>> BEGIN

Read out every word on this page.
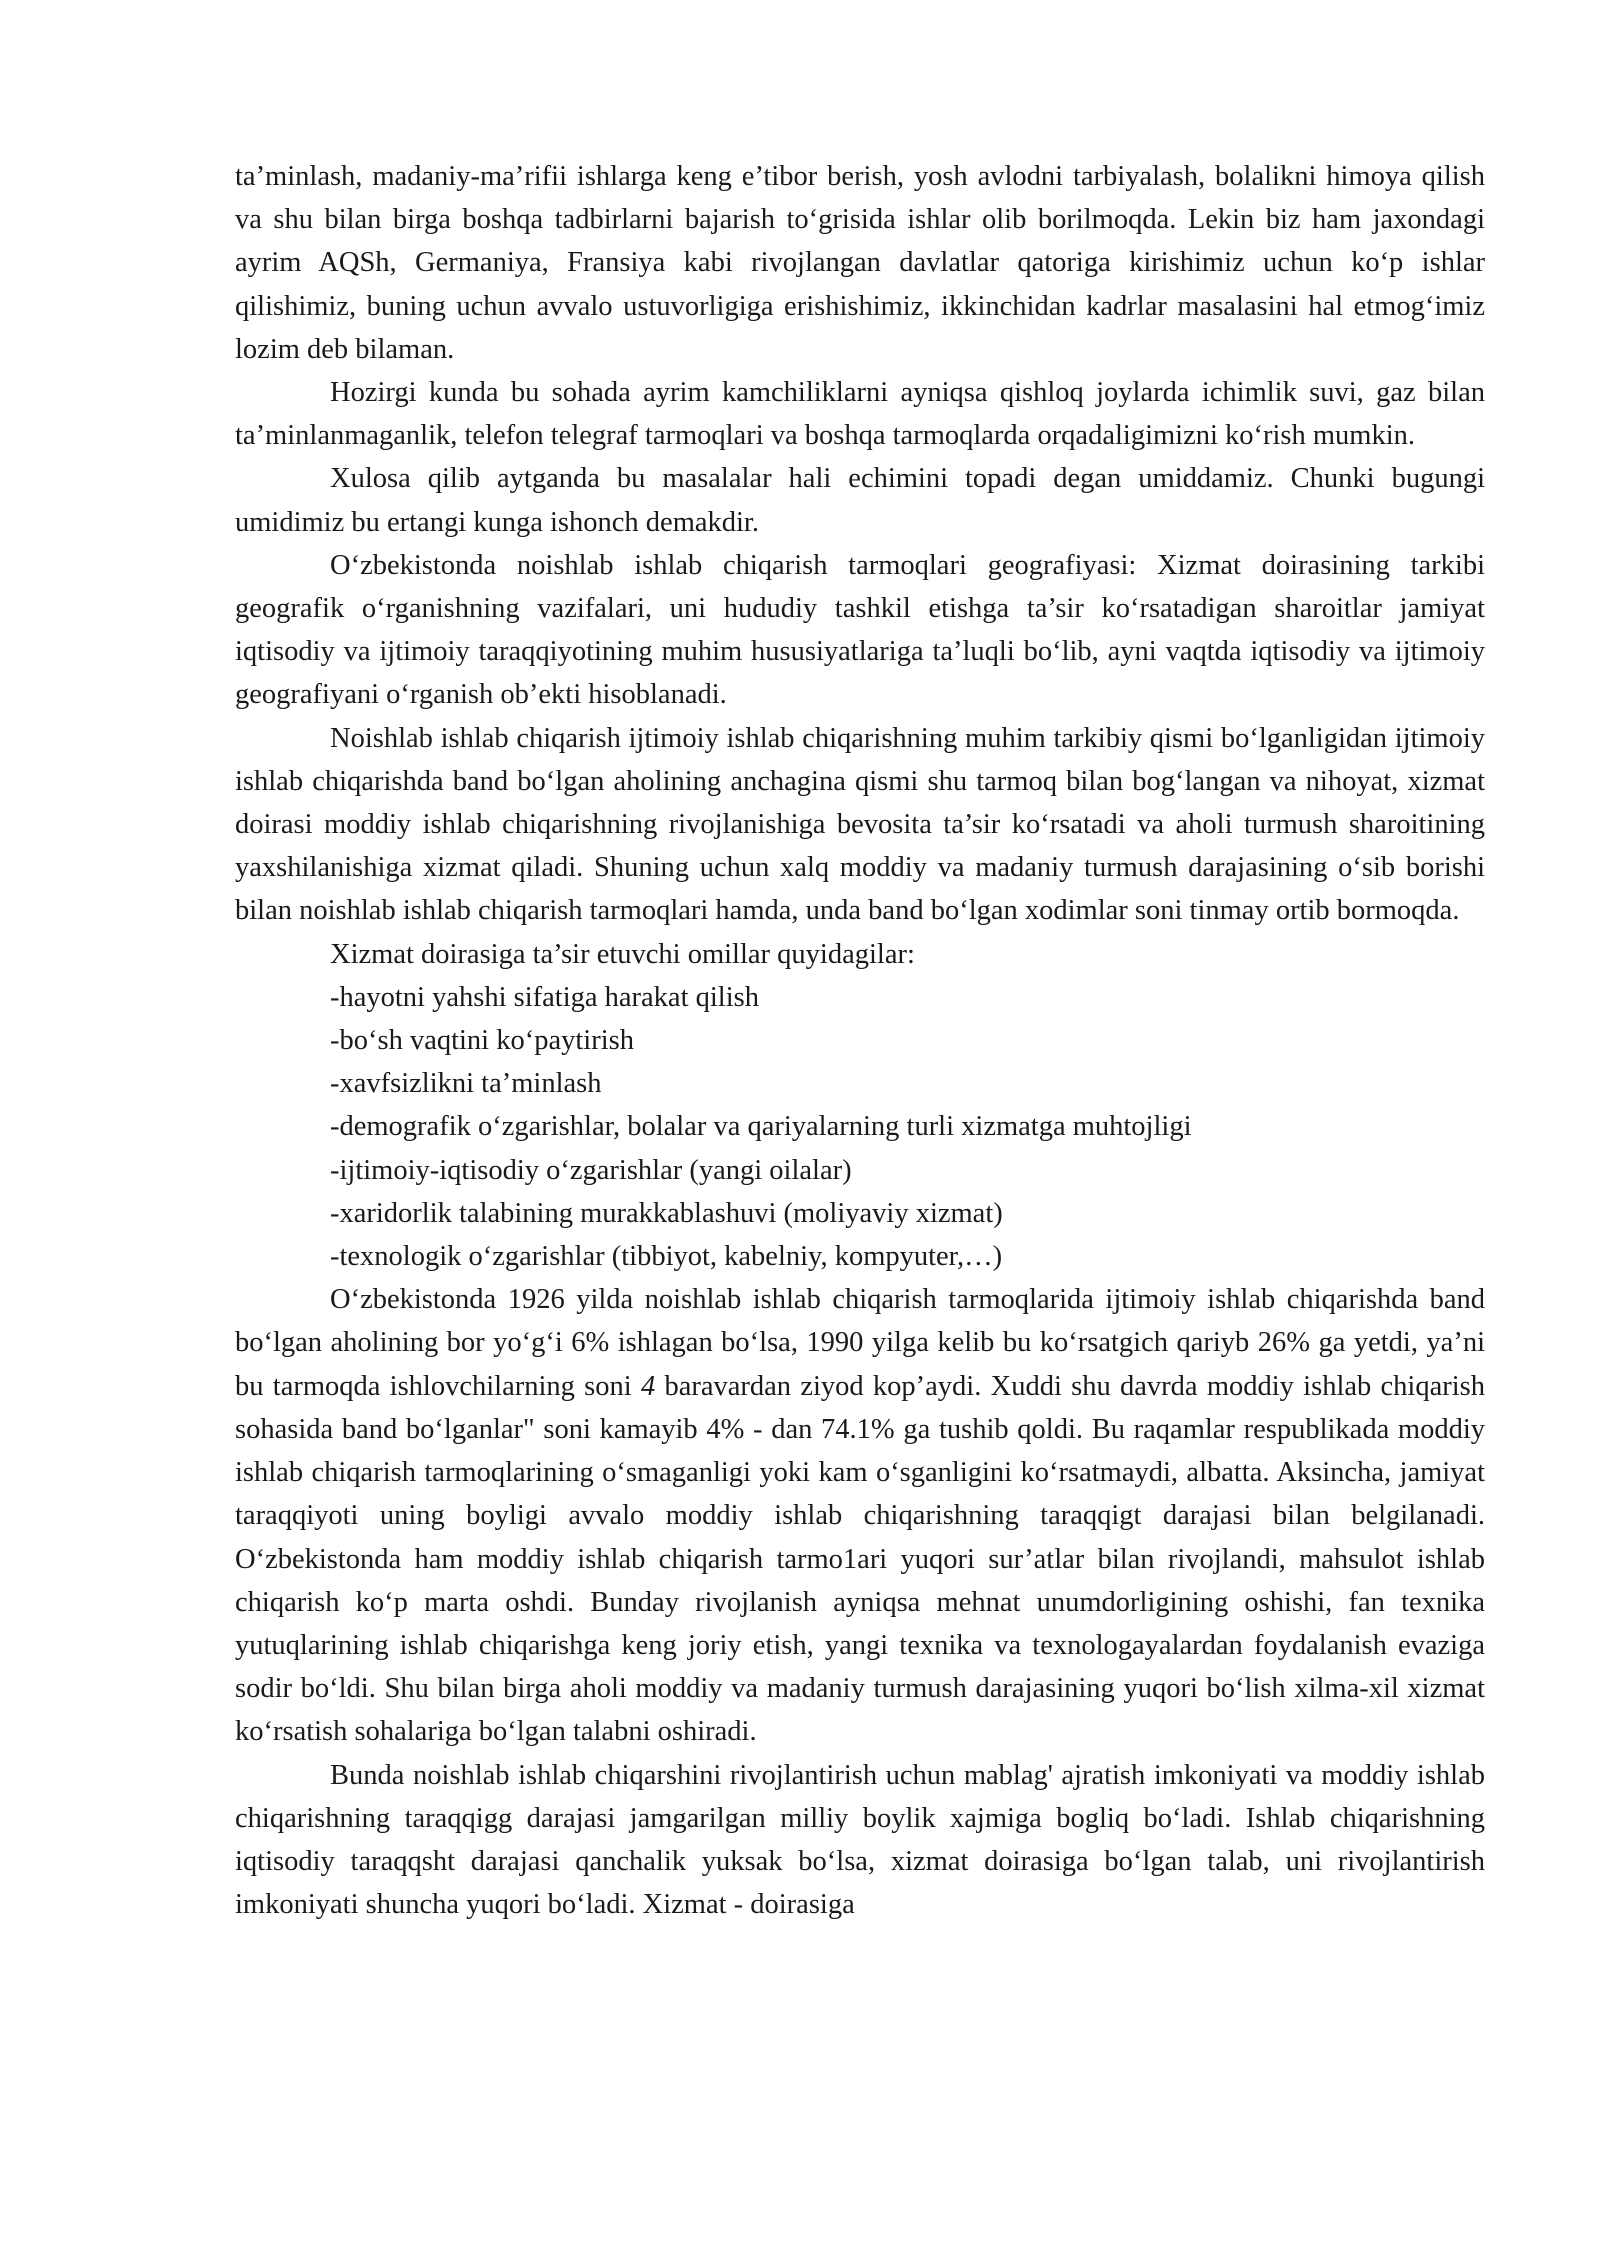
ta’minlash, madaniy-ma’rifii ishlarga keng e’tibor berish, yosh avlodni tarbiyalash, bolalikni himoya qilish va shu bilan birga boshqa tadbirlarni bajarish to‘grisida ishlar olib borilmoqda. Lekin biz ham jaxondagi ayrim AQSh, Germaniya, Fransiya kabi rivojlangan davlatlar qatoriga kirishimiz uchun ko‘p ishlar qilishimiz, buning uchun avvalo ustuvorligiga erishishimiz, ikkinchidan kadrlar masalasini hal etmog‘imiz lozim deb bilaman.

Hozirgi kunda bu sohada ayrim kamchiliklarni ayniqsa qishloq joylarda ichimlik suvi, gaz bilan ta’minlanmaganlik, telefon telegraf tarmoqlari va boshqa tarmoqlarda orqadaligimizni ko‘rish mumkin.

Xulosa qilib aytganda bu masalalar hali echimini topadi degan umiddamiz. Chunki bugungi umidimiz bu ertangi kunga ishonch demakdir.

O‘zbekistonda noishlab ishlab chiqarish tarmoqlari geografiyasi: Xizmat doirasining tarkibi geografik o‘rganishning vazifalari, uni hududiy tashkil etishga ta’sir ko‘rsatadigan sharoitlar jamiyat iqtisodiy va ijtimoiy taraqqiyotining muhim hususiyatlariga ta’luqli bo‘lib, ayni vaqtda iqtisodiy va ijtimoiy geografiyani o‘rganish ob’ekti hisoblanadi.

Noishlab ishlab chiqarish ijtimoiy ishlab chiqarishning muhim tarkibiy qismi bo‘lganligidan ijtimoiy ishlab chiqarishda band bo‘lgan aholining anchagina qismi shu tarmoq bilan bog‘langan va nihoyat, xizmat doirasi moddiy ishlab chiqarishning rivojlanishiga bevosita ta’sir ko‘rsatadi va aholi turmush sharoitining yaxshilanishiga xizmat qiladi. Shuning uchun xalq moddiy va madaniy turmush darajasining o‘sib borishi bilan noishlab ishlab chiqarish tarmoqlari hamda, unda band bo‘lgan xodimlar soni tinmay ortib bormoqda.

Xizmat doirasiga ta’sir etuvchi omillar quyidagilar:

-hayotni yahshi sifatiga harakat qilish

-bo‘sh vaqtini ko‘paytirish

-xavfsizlikni ta’minlash

-demografik o‘zgarishlar, bolalar va qariyalarning turli xizmatga muhtojligi

-ijtimoiy-iqtisodiy o‘zgarishlar (yangi oilalar)

-xaridorlik talabining murakkablashuvi (moliyaviy xizmat)

-texnologik o‘zgarishlar (tibbiyot, kabelniy, kompyuter,…)

O‘zbekistonda 1926 yilda noishlab ishlab chiqarish tarmoqlarida ijtimoiy ishlab chiqarishda band bo‘lgan aholining bor yo‘g‘i 6% ishlagan bo‘lsa, 1990 yilga kelib bu ko‘rsatgich qariyb 26% ga yetdi, ya’ni bu tarmoqda ishlovchilarning soni 4 baravardan ziyod kop’aydi. Xuddi shu davrda moddiy ishlab chiqarish sohasida band bo‘lganlar" soni kamayib 4% - dan 74.1% ga tushib qoldi. Bu raqamlar respublikada moddiy ishlab chiqarish tarmoqlarining o‘smaganligi yoki kam o‘sganligini ko‘rsatmaydi, albatta. Aksincha, jamiyat taraqqiyoti uning boyligi avvalo moddiy ishlab chiqarishning taraqqigt darajasi bilan belgilanadi. O‘zbekistonda ham moddiy ishlab chiqarish tarmo1ari yuqori sur’atlar bilan rivojlandi, mahsulot ishlab chiqarish ko‘p marta oshdi. Bunday rivojlanish ayniqsa mehnat unumdorligining oshishi, fan texnika yutuqlarining ishlab chiqarishga keng joriy etish, yangi texnika va texnologayalardan foydalanish evaziga sodir bo‘ldi. Shu bilan birga aholi moddiy va madaniy turmush darajasining yuqori bo‘lish xilma-xil xizmat ko‘rsatish sohalariga bo‘lgan talabni oshiradi.

Bunda noishlab ishlab chiqarshini rivojlantirish uchun mablag' ajratish imkoniyati va moddiy ishlab chiqarishning taraqqigg darajasi jamgarilgan milliy boylik xajmiga bogliq bo‘ladi. Ishlab chiqarishning iqtisodiy taraqqsht darajasi qanchalik yuksak bo‘lsa, xizmat doirasiga bo‘lgan talab, uni rivojlantirish imkoniyati shuncha yuqori bo‘ladi. Xizmat - doirasiga
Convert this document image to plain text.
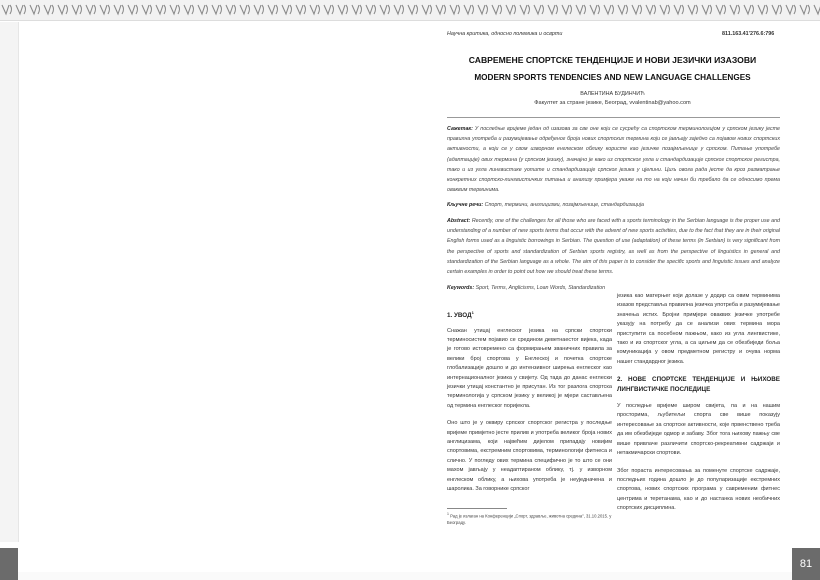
81
Научна критика, односно полемика и осврти	811.163.41'276.6:796
САВРЕМЕНЕ СПОРТСКЕ ТЕНДЕНЦИЈЕ И НОВИ ЈЕЗИЧКИ ИЗАЗОВИ
MODERN SPORTS TENDENCIES AND NEW LANGUAGE CHALLENGES
ВАЛЕНТИНА БУДИНЧИЋ
Факултет за стране језике, Београд, vvalentinab@yahoo.com
Сажетак: У последње вријеме један од изазова за све оне који се сусрећу са спортском терминологијом у српском језику јесте правилна употреба и разумијевање одређеног броја нових спортских термина који се јављају заједно са појавом нових спортских активности, а који се у свом изворном енглеском облику користе као језичке позајмљенице у српском. Питање употребе (адаптације) ових термина (у српском језику), значајно је како из спортског угла и стандардизације српског спортског регистра, тако и из угла лингвистике уопште и стандардизације српског језика у цјелини. Циљ овога рада јесте да кроз разматрање конкретних спортско-лингвистичких питања и анализу примјера укаже на то на који начин би требало да се односимо према оваквим терминима.
Кључне речи: Спорт, термини, англицизми, позајмљенице, стандардизација
Abstract: Recently, one of the challenges for all those who are faced with a sports terminology in the Serbian language is the proper use and understanding of a number of new sports terms that occur with the advent of new sports activities, due to the fact that they are in their original English forms used as a linguistic borrowings in Serbian. The question of use (adaptation) of these terms (in Serbian) is very significant from the perspective of sports and standardization of Serbian sports registry, as well as from the perspective of linguistics in general and standardization of the Serbian language as a whole. The aim of this paper is to consider the specific sports and linguistic issues and analyze certain examples in order to point out how we should treat these terms.
Keywords: Sport, Terms, Anglicisms, Loan Words, Standardization

1. УВОД$^1$

Снажан утицај енглеског језика на српски спортски терминосистем појавио се средином деветнаестог вијека, када је готово истовремено са формирањем званичних правила за велики број спортова у Енглеској и почетка спортске глобализације дошло и до интензивног ширења енглеског као интернационалног језика у свијету. Од тада до данас енглески језички утицај константно је присутан. Из тог разлога спортска терминологија у српском језику у великој је мјери састављена од термина енглеског поријекла.

Оно што је у оквиру српског спортског регистра у последње вријеме примјетно јесте прилив и употреба великог броја нових англицизама, који највећим дијелом припадају новијим спортовима, екстремним спортовима, терминологији фитнеса и слично. У погледу ових термина специфично је то што се они махом јављају у неадаптираном облику, тј. у изворном енглеском облику, а њихова употреба је неуједначена и шаролика. За говорнике српског

$^1$ Рад је излаган на Конференцији „Спорт, здравље, животна средина", 31.10.2015. у Београду.

језика као матерњег који долазе у додир са овим терминима изазов представља правилна језичка употреба и разумијевање значења истих. Бројни примјери оваквих језичке употребе указују на потребу да се анализи ових термина мора приступити са посебном пажњом, како из угла лингвистике, тако и из спортског угла, а са циљем да се обезбиједи боља комуникација у овом предметном регистру и очува норма нашег стандардног језика.

2. НОВЕ СПОРТСКЕ ТЕНДЕНЦИЈЕ И ЊИХОВЕ ЛИНГВИСТИЧКЕ ПОСЛЕДИЦЕ

У последње вријеме широм свијета, па и на нашим просторима, љубитељи спорта све више показују интересовање за спортске активности, које првенствено треба да им обезбиједе одмор и забаву. Због тога њихову пажњу све више привлаче различити спортско-рекреативни садржаји и нетакмичарски спортови.

Због пораста интересовања за поменуте спортске садржаје, последњих година дошло је до популаризације екстремних спортова, нових спортских програма у савременим фитнес центрима и теретанама, као и до настанка нових необичних спортских дисциплина.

>> END

Exercise requirements >> In the records above, locate each line with the word "спортских". Copy all such lines.

The reply >>
Сажетак: У последње вријеме један од изазова за све оне који се сусрећу са спортском терминологијом у српском језику јесте правилна употреба и разумијевање одређеног броја нових спортских термина који се јављају заједно са појавом нових спортских активности, а који се у свом изворном енглеском облику користе као језичке позајмљенице у српском. Питање употребе (адаптације) ових термина (у српском језику), значајно је како из спортског угла и стандардизације српског спортског регистра, тако и из угла лингвистике уопште и стандардизације српског језика у цјелини. Циљ овога рада јесте да кроз разматрање конкретних спортско-лингвистичких питања и анализу примјера укаже на то на који начин би требало да се односимо према оваквим терминима.
Због пораста интересовања за поменуте спортске садржаје, последњих година дошло је до популаризације екстремних спортова, нових спортских програма у савременим фитнес центрима и теретанама, као и до настанка нових необичних спортских дисциплина.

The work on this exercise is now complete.